[YOUR GOAL] Lift every line from the entries that includes the word "①余虽好修姱".

[GIVEN RECORDS]
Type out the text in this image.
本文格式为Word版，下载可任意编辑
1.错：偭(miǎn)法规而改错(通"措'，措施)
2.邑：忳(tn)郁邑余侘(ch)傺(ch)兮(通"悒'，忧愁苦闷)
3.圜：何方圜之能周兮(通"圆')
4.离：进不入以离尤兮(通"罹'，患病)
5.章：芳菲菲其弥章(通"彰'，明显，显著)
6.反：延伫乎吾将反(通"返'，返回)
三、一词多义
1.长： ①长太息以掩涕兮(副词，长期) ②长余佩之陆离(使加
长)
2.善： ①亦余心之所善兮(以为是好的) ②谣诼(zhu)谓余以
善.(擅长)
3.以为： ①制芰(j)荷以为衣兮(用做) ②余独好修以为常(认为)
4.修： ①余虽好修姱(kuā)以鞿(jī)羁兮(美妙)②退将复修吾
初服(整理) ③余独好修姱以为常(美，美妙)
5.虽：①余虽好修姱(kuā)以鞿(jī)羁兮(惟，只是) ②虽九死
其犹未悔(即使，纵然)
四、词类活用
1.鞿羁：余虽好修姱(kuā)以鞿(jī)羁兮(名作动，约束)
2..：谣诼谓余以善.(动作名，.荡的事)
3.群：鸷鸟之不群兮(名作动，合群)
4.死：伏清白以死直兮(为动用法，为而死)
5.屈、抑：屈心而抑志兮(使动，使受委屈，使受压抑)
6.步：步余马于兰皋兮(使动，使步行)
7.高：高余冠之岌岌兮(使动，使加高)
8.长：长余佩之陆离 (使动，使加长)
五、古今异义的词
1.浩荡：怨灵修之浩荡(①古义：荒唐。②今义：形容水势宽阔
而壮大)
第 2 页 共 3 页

[OUTPUT BELOW]
4.修： ①余虽好修姱(kuā)以鞿(jī)羁兮(美妙)②退将复修吾
5.虽：①余虽好修姱(kuā)以鞿(jī)羁兮(惟，只是) ②虽九死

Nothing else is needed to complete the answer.